▶ **Given records**:
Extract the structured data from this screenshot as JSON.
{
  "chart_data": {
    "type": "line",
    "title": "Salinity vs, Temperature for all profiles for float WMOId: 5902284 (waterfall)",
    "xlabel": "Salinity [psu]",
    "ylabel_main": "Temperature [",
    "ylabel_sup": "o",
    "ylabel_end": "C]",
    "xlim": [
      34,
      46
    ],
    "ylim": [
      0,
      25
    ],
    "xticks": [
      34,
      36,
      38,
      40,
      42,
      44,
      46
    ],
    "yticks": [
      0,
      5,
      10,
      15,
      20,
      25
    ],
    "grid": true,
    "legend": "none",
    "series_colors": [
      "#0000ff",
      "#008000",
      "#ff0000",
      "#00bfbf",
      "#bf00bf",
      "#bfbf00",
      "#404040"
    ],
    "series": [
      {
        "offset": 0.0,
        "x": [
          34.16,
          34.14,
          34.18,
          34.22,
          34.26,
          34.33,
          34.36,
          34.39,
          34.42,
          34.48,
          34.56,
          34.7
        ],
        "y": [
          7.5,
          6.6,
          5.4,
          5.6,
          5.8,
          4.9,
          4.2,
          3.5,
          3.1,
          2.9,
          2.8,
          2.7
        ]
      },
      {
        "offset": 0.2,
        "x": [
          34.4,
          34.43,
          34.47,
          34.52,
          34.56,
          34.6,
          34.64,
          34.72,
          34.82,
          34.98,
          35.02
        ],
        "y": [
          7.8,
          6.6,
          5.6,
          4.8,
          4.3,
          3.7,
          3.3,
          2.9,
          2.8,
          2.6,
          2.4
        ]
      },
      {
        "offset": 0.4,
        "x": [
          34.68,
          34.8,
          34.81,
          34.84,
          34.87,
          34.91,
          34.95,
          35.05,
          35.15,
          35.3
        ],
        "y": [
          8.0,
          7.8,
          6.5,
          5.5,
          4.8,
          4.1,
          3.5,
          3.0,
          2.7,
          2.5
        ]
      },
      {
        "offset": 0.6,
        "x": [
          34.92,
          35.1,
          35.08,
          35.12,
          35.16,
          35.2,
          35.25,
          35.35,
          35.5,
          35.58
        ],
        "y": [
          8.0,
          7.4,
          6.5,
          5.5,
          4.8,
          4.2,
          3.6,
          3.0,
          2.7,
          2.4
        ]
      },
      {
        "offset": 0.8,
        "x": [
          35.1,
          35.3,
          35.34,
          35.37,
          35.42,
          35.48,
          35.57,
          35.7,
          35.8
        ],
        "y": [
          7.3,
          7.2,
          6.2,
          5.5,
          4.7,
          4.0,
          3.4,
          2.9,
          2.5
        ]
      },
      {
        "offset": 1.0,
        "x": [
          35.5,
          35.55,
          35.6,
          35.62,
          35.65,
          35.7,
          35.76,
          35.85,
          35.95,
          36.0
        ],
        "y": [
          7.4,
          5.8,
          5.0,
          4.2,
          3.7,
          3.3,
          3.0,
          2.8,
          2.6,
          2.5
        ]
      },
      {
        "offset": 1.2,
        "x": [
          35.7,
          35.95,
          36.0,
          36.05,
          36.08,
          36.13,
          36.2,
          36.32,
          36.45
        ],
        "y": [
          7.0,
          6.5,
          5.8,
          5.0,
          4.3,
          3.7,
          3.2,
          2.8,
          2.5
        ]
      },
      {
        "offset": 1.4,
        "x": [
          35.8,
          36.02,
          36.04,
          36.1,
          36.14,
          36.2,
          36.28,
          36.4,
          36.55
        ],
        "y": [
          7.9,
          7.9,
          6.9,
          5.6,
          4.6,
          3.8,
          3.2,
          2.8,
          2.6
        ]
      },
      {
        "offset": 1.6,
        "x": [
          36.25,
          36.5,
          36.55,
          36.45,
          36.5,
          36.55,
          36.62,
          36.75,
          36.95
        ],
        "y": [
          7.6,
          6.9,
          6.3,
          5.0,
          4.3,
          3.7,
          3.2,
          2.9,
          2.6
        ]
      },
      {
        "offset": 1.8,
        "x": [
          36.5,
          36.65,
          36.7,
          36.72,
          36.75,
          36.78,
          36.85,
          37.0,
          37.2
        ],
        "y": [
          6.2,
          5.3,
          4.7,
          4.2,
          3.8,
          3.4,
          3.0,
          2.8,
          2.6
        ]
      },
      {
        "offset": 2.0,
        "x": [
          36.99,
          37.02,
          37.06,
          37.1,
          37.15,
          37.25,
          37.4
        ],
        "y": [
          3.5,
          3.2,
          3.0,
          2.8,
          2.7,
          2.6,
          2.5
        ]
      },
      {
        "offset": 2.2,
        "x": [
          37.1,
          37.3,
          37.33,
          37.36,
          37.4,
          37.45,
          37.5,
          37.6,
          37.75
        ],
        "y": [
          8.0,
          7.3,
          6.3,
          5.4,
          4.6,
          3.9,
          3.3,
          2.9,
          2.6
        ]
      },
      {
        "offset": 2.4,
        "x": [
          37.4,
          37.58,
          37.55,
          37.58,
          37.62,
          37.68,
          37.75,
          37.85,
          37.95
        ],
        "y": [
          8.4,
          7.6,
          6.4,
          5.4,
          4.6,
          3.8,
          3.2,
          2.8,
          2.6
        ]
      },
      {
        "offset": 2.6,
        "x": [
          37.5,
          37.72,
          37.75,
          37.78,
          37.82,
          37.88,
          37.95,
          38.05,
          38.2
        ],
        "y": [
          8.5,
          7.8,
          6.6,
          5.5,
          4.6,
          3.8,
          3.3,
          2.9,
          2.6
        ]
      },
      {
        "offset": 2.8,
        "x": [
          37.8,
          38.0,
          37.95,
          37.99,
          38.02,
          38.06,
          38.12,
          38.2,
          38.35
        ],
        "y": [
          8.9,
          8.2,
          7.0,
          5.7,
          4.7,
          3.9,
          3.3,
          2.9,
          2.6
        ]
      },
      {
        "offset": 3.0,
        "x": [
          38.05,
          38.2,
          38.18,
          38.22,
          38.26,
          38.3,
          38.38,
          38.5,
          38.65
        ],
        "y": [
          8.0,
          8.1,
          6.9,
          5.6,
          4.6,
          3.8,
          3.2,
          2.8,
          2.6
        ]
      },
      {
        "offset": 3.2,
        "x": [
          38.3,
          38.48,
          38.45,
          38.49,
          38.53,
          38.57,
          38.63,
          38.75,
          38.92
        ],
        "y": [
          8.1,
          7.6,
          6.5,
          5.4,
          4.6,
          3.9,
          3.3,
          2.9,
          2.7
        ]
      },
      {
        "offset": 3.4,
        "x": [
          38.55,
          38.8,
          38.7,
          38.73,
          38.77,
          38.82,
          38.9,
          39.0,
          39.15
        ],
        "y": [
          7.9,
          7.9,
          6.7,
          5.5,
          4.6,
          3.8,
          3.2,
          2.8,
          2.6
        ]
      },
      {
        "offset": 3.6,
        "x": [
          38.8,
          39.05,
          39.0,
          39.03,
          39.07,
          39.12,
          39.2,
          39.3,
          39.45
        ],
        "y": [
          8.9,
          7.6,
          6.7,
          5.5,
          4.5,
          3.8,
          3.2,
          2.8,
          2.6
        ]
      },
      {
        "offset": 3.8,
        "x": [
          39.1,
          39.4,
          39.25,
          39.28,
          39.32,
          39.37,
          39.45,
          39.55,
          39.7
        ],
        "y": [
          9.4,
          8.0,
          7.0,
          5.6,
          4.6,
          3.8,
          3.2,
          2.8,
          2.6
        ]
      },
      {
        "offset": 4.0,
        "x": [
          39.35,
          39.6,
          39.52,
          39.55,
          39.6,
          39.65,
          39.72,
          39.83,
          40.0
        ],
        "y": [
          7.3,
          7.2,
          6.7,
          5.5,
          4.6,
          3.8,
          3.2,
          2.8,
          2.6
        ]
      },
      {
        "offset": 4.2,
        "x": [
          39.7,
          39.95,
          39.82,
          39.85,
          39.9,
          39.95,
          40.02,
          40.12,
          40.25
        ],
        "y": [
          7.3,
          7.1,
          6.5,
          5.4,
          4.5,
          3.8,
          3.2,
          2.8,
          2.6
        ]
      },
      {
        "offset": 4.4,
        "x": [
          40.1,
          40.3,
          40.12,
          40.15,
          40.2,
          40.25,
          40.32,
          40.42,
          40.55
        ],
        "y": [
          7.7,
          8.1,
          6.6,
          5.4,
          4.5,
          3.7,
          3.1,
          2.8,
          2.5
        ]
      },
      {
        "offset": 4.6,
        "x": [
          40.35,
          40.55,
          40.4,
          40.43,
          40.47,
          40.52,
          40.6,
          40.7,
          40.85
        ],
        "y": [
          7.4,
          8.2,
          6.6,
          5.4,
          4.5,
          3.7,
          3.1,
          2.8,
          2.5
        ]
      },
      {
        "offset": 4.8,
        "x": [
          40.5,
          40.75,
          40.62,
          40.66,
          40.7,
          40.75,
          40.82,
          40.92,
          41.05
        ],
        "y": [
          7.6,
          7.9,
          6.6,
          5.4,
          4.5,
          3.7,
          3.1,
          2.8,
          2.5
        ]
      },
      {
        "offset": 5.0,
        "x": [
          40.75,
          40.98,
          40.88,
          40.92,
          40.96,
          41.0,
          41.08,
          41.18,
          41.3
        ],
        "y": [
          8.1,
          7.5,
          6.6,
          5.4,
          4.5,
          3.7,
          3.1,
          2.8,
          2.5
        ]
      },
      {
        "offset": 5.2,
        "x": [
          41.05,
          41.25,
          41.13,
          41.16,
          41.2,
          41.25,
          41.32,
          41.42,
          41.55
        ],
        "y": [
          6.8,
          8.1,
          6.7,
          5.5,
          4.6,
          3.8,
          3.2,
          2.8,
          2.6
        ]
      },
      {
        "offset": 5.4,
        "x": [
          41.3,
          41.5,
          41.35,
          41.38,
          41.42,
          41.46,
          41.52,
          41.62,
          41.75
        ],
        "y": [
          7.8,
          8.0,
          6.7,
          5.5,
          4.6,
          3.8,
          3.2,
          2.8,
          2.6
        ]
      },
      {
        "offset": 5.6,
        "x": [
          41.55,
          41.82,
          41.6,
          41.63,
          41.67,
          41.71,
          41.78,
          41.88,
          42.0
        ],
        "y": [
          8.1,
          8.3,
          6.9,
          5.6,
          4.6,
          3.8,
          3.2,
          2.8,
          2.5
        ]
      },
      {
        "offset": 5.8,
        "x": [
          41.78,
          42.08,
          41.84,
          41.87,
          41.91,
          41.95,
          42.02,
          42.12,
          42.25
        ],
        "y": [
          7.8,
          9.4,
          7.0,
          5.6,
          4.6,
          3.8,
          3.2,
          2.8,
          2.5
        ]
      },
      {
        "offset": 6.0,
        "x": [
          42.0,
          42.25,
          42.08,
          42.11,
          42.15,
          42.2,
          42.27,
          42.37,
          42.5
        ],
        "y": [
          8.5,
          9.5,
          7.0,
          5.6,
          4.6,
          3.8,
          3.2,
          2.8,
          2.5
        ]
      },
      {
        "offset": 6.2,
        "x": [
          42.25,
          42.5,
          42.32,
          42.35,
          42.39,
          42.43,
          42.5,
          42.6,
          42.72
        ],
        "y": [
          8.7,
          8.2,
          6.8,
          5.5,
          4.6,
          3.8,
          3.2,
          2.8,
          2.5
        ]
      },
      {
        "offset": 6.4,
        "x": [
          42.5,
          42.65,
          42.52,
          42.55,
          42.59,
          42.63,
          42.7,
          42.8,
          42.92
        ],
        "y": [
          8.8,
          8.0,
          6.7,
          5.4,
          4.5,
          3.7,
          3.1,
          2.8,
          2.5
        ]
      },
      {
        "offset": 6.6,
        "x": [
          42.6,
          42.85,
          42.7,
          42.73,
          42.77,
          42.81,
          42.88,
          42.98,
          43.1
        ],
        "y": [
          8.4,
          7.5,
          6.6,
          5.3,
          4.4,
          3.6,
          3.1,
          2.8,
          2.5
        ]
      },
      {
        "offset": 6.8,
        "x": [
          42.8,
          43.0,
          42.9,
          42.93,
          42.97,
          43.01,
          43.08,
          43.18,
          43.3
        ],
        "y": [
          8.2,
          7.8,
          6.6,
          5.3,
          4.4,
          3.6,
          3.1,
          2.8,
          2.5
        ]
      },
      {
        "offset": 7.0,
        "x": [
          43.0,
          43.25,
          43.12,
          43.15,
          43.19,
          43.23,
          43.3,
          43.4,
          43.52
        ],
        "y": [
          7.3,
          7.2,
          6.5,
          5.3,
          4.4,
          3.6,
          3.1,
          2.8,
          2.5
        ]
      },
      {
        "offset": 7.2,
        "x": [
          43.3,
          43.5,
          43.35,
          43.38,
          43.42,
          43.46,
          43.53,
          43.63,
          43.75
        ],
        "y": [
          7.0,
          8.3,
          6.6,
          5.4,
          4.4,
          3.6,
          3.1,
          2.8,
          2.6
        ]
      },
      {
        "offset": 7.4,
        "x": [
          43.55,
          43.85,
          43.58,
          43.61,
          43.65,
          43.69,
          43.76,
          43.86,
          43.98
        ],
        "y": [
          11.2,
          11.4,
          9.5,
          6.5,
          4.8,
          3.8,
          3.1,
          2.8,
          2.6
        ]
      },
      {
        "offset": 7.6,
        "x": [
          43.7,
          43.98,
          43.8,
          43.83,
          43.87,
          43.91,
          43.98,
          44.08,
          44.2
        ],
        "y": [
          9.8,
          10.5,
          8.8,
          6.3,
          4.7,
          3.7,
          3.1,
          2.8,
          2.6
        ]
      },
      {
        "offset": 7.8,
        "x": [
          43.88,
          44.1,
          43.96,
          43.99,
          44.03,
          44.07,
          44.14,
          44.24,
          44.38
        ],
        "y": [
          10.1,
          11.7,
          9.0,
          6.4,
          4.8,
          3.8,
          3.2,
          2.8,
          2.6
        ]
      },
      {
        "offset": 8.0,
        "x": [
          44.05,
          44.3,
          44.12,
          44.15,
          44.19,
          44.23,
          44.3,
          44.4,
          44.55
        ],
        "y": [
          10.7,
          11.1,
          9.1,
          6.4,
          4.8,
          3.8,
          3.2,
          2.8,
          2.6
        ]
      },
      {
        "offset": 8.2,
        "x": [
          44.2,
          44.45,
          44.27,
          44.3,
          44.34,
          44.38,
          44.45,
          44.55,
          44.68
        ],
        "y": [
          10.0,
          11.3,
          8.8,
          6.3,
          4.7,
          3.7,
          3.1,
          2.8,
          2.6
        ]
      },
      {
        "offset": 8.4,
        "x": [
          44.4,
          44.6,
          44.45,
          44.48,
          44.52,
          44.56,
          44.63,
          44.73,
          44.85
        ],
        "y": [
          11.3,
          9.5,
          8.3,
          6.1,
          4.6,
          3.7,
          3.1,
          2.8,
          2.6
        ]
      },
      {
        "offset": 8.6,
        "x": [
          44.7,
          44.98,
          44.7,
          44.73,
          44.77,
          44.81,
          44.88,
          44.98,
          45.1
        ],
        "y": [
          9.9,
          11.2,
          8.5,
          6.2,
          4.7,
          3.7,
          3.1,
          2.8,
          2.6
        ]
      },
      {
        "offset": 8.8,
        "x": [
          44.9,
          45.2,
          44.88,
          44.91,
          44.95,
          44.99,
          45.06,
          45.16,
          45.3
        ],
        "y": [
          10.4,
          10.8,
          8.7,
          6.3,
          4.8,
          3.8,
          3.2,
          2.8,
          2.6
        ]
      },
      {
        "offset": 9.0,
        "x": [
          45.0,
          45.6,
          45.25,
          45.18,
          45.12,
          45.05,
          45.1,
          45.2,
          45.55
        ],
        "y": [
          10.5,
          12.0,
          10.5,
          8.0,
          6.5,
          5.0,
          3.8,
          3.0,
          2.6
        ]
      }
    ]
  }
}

▶ **Task prompt**: Give only the number of lines in the data that include the string "Temperature".

▶ **Expected answer**: 2